§ **Input rows**:
────

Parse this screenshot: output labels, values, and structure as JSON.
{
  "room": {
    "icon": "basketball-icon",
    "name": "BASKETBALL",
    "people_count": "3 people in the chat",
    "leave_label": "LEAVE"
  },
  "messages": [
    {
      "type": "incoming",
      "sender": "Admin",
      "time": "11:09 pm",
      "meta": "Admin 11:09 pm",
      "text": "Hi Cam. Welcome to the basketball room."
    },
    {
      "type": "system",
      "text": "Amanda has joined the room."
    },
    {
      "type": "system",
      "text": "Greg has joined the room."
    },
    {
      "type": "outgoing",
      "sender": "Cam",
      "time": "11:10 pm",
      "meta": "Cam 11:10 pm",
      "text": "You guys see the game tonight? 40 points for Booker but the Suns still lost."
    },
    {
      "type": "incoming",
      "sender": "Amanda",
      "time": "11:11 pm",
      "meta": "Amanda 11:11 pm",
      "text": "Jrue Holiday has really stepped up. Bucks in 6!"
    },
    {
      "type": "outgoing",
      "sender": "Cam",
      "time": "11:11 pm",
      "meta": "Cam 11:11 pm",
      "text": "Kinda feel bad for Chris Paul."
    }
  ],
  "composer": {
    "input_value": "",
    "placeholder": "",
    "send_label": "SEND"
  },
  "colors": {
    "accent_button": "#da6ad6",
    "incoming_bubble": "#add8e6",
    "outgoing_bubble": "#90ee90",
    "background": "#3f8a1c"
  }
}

────

§ **Task**:
Each line holding the word "room" counts once; report the total and nothing else.

§ **Result for this exercise**:
4